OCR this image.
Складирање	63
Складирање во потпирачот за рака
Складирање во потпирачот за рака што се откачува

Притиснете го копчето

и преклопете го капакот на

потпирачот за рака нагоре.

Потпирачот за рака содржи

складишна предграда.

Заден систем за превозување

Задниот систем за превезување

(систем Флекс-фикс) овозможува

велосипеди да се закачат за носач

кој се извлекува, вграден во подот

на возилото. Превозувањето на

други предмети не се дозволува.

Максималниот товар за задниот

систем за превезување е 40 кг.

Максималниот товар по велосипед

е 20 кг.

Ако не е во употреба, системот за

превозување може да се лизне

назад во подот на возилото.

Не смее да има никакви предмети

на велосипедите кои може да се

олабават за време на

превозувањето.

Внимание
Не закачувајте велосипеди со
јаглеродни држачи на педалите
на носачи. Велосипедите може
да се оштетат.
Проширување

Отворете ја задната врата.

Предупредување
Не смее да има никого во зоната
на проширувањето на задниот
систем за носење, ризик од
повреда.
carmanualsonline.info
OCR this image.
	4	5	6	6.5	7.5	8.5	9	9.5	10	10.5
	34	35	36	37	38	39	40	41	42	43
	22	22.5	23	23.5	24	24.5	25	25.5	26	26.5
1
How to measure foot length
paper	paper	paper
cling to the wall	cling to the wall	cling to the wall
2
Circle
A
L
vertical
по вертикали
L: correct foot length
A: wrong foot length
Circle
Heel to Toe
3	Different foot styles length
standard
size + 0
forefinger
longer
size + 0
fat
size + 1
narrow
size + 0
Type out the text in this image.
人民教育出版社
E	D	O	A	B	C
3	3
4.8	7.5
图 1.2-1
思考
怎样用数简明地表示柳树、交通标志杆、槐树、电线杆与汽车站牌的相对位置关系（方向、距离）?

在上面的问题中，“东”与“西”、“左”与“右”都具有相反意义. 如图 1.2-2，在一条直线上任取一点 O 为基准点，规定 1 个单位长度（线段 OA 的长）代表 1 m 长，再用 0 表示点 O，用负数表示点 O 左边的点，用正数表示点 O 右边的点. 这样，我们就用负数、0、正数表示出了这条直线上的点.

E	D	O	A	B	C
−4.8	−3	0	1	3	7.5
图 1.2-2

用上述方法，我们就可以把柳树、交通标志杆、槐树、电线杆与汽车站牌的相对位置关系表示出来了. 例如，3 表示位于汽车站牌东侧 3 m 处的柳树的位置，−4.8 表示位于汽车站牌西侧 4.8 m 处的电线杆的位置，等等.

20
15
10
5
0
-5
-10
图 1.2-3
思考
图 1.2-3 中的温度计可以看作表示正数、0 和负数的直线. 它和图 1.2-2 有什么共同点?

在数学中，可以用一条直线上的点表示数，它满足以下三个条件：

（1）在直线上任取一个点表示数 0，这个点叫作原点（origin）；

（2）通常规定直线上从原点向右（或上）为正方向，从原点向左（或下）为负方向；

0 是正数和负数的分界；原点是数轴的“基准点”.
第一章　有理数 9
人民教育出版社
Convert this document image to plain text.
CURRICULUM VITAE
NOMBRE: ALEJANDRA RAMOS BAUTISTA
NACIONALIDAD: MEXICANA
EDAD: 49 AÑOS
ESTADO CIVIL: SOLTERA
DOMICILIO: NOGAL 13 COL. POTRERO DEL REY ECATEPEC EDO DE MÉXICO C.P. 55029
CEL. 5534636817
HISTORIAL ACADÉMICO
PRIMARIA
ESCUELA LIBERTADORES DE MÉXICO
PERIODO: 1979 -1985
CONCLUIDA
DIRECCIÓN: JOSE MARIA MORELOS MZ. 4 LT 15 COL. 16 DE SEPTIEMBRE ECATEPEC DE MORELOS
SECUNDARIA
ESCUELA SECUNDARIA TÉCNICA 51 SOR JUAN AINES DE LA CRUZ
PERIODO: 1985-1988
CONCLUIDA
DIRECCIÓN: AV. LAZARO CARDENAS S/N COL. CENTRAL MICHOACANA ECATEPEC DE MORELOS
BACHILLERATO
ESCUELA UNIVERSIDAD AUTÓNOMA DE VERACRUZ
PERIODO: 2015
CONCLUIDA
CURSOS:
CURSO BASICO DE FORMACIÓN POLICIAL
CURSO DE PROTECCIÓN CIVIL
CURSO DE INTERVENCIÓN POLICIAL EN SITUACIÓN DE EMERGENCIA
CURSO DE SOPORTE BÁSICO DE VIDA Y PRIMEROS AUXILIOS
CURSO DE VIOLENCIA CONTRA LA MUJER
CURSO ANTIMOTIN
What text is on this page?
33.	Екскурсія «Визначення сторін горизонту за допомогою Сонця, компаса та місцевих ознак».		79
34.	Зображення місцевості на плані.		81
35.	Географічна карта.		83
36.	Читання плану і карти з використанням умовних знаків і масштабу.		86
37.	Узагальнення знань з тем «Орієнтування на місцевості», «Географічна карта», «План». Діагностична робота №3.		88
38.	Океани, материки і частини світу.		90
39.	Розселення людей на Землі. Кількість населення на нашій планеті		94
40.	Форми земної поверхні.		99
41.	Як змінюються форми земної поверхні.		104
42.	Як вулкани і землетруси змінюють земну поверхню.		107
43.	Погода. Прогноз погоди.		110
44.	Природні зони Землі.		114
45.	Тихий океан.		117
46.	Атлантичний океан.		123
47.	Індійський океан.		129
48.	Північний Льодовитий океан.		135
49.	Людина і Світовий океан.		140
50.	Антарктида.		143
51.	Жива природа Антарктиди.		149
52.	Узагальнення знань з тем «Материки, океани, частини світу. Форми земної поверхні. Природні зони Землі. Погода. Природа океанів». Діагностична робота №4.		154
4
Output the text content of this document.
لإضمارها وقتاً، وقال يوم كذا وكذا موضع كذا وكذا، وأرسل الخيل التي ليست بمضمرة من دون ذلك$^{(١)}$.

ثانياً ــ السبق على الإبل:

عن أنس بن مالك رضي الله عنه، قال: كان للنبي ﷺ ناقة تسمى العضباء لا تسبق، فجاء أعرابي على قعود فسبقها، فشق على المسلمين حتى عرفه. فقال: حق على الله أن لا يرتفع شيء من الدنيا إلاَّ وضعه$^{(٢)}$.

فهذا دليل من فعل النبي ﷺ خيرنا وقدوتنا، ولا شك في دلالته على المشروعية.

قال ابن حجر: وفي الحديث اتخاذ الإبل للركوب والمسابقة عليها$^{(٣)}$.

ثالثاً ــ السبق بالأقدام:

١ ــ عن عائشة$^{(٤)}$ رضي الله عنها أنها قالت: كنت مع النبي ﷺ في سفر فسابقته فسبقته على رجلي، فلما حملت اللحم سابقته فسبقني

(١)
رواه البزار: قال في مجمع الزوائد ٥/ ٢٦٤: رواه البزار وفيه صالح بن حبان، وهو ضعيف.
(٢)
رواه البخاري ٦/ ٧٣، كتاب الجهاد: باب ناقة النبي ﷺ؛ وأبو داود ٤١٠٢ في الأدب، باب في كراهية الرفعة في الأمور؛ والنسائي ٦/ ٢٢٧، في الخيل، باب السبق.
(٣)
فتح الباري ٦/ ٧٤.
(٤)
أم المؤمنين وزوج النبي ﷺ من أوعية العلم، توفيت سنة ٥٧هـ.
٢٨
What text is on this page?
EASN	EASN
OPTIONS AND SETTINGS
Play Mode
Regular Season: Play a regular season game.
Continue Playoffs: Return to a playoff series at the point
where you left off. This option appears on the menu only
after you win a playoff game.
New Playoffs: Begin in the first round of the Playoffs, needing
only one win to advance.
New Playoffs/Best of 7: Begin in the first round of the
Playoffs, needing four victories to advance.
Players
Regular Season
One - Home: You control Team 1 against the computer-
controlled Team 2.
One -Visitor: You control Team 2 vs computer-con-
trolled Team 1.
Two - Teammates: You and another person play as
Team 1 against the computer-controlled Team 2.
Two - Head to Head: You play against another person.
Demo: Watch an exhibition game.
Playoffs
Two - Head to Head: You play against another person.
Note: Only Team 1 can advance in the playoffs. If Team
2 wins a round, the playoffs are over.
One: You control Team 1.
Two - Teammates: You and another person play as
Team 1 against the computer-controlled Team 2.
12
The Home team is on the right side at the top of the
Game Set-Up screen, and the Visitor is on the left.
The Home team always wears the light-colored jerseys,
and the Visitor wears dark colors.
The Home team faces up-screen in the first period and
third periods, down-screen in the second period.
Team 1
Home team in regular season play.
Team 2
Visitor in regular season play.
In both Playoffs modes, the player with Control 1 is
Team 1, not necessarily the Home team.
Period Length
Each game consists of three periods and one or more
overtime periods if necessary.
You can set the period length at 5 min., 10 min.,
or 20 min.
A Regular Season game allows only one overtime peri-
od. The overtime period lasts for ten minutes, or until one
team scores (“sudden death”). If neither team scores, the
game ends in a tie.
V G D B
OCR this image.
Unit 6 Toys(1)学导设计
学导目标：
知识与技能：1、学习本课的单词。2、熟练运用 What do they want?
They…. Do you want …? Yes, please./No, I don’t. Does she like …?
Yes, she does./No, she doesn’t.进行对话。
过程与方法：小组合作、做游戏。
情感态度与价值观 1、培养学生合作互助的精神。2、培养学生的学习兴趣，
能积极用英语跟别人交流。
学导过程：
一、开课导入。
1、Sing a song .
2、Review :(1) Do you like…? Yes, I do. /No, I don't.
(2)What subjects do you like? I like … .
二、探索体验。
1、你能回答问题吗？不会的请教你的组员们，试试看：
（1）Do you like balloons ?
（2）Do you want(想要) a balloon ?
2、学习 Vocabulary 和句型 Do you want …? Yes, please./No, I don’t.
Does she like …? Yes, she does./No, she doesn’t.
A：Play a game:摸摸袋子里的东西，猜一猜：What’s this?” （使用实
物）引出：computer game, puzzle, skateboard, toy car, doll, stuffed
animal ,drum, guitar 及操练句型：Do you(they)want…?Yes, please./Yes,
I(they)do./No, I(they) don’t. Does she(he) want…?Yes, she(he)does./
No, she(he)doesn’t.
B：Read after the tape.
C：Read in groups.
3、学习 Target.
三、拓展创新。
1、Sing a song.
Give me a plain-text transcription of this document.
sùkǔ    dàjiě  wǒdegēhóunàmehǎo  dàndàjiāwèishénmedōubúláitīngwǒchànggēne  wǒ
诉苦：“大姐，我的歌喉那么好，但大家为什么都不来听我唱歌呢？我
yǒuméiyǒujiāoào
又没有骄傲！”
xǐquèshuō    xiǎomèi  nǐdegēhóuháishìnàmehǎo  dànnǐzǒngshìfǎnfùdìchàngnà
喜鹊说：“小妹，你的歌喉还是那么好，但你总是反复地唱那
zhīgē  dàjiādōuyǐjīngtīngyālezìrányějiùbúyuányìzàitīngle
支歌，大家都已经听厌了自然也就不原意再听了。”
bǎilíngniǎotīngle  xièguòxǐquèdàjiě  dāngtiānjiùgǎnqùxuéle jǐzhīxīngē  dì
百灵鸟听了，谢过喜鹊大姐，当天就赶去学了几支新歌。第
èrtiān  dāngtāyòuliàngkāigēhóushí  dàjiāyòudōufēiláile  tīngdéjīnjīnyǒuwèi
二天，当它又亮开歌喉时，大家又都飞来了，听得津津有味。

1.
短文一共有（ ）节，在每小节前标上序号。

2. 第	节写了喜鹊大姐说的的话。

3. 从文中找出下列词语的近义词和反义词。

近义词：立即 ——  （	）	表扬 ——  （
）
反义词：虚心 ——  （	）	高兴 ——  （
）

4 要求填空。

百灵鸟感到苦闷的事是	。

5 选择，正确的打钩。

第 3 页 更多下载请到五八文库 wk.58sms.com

================================

Tell how many lines of the records above hold the string "возилото". Give no other text.

2